### Problem statement
In the data that follows, each entry is to be restated exactly.

Dataset entries for page text:
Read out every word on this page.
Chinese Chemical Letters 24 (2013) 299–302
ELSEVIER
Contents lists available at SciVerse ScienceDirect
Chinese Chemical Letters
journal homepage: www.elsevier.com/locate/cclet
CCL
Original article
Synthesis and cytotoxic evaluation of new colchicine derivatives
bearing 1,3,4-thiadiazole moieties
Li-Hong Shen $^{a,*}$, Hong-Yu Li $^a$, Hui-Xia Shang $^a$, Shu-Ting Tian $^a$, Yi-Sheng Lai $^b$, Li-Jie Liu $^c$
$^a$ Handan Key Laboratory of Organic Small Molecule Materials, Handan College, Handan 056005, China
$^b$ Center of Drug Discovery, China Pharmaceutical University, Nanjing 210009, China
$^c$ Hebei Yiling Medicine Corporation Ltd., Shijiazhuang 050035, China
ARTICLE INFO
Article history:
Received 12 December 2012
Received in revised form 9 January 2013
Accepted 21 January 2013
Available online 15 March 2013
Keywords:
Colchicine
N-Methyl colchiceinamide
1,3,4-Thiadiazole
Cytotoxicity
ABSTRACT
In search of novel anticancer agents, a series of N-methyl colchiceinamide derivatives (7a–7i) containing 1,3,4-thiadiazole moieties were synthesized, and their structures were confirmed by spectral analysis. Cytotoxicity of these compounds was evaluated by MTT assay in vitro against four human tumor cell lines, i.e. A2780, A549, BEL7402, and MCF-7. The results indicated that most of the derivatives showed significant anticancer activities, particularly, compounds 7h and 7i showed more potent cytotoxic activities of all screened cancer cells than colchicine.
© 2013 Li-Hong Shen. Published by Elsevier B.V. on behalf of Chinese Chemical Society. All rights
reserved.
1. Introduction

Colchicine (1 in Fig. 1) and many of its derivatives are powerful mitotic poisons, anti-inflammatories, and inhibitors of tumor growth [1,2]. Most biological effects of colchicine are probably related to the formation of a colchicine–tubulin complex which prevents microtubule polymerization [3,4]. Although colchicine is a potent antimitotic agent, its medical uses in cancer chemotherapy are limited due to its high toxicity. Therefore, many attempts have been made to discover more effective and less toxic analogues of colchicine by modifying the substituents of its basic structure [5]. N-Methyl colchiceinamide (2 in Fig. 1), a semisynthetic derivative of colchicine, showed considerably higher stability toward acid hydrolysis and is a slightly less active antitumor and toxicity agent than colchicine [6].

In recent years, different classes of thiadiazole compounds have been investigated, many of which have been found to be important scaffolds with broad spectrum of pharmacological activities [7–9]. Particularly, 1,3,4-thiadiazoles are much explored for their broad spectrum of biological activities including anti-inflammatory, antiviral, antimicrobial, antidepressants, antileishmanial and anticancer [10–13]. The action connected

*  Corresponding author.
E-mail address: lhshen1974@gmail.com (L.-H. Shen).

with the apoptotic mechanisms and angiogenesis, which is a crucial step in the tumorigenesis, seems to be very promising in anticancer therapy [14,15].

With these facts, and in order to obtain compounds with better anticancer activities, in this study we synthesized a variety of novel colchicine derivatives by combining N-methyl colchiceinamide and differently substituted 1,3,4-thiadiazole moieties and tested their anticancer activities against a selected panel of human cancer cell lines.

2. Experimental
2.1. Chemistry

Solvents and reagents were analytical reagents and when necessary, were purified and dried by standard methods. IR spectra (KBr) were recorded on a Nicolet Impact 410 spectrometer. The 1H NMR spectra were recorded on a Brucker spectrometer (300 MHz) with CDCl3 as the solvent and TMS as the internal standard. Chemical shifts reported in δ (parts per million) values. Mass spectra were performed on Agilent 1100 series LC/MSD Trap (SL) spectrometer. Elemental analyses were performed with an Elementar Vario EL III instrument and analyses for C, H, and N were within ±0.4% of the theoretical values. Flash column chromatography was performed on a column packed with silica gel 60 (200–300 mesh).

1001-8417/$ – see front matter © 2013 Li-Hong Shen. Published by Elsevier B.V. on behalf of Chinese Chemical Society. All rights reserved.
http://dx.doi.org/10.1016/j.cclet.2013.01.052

### Answer to the problem
Read out every word on this page.
Chinese Chemical Letters 24 (2013) 299–302
ELSEVIER
Contents lists available at SciVerse ScienceDirect
Chinese Chemical Letters
journal homepage: www.elsevier.com/locate/cclet
CCL
Original article
Synthesis and cytotoxic evaluation of new colchicine derivatives
bearing 1,3,4-thiadiazole moieties
Li-Hong Shen $^{a,*}$, Hong-Yu Li $^a$, Hui-Xia Shang $^a$, Shu-Ting Tian $^a$, Yi-Sheng Lai $^b$, Li-Jie Liu $^c$
$^a$ Handan Key Laboratory of Organic Small Molecule Materials, Handan College, Handan 056005, China
$^b$ Center of Drug Discovery, China Pharmaceutical University, Nanjing 210009, China
$^c$ Hebei Yiling Medicine Corporation Ltd., Shijiazhuang 050035, China
ARTICLE INFO
Article history:
Received 12 December 2012
Received in revised form 9 January 2013
Accepted 21 January 2013
Available online 15 March 2013
Keywords:
Colchicine
N-Methyl colchiceinamide
1,3,4-Thiadiazole
Cytotoxicity
ABSTRACT
In search of novel anticancer agents, a series of N-methyl colchiceinamide derivatives (7a–7i) containing 1,3,4-thiadiazole moieties were synthesized, and their structures were confirmed by spectral analysis. Cytotoxicity of these compounds was evaluated by MTT assay in vitro against four human tumor cell lines, i.e. A2780, A549, BEL7402, and MCF-7. The results indicated that most of the derivatives showed significant anticancer activities, particularly, compounds 7h and 7i showed more potent cytotoxic activities of all screened cancer cells than colchicine.
© 2013 Li-Hong Shen. Published by Elsevier B.V. on behalf of Chinese Chemical Society. All rights
reserved.
1. Introduction

Colchicine (1 in Fig. 1) and many of its derivatives are powerful mitotic poisons, anti-inflammatories, and inhibitors of tumor growth [1,2]. Most biological effects of colchicine are probably related to the formation of a colchicine–tubulin complex which prevents microtubule polymerization [3,4]. Although colchicine is a potent antimitotic agent, its medical uses in cancer chemotherapy are limited due to its high toxicity. Therefore, many attempts have been made to discover more effective and less toxic analogues of colchicine by modifying the substituents of its basic structure [5]. N-Methyl colchiceinamide (2 in Fig. 1), a semisynthetic derivative of colchicine, showed considerably higher stability toward acid hydrolysis and is a slightly less active antitumor and toxicity agent than colchicine [6].

In recent years, different classes of thiadiazole compounds have been investigated, many of which have been found to be important scaffolds with broad spectrum of pharmacological activities [7–9]. Particularly, 1,3,4-thiadiazoles are much explored for their broad spectrum of biological activities including anti-inflammatory, antiviral, antimicrobial, antidepressants, antileishmanial and anticancer [10–13]. The action connected

*  Corresponding author.
E-mail address: lhshen1974@gmail.com (L.-H. Shen).

with the apoptotic mechanisms and angiogenesis, which is a crucial step in the tumorigenesis, seems to be very promising in anticancer therapy [14,15].

With these facts, and in order to obtain compounds with better anticancer activities, in this study we synthesized a variety of novel colchicine derivatives by combining N-methyl colchiceinamide and differently substituted 1,3,4-thiadiazole moieties and tested their anticancer activities against a selected panel of human cancer cell lines.

2. Experimental
2.1. Chemistry

Solvents and reagents were analytical reagents and when necessary, were purified and dried by standard methods. IR spectra (KBr) were recorded on a Nicolet Impact 410 spectrometer. The 1H NMR spectra were recorded on a Brucker spectrometer (300 MHz) with CDCl3 as the solvent and TMS as the internal standard. Chemical shifts reported in δ (parts per million) values. Mass spectra were performed on Agilent 1100 series LC/MSD Trap (SL) spectrometer. Elemental analyses were performed with an Elementar Vario EL III instrument and analyses for C, H, and N were within ±0.4% of the theoretical values. Flash column chromatography was performed on a column packed with silica gel 60 (200–300 mesh).

1001-8417/$ – see front matter © 2013 Li-Hong Shen. Published by Elsevier B.V. on behalf of Chinese Chemical Society. All rights reserved.
http://dx.doi.org/10.1016/j.cclet.2013.01.052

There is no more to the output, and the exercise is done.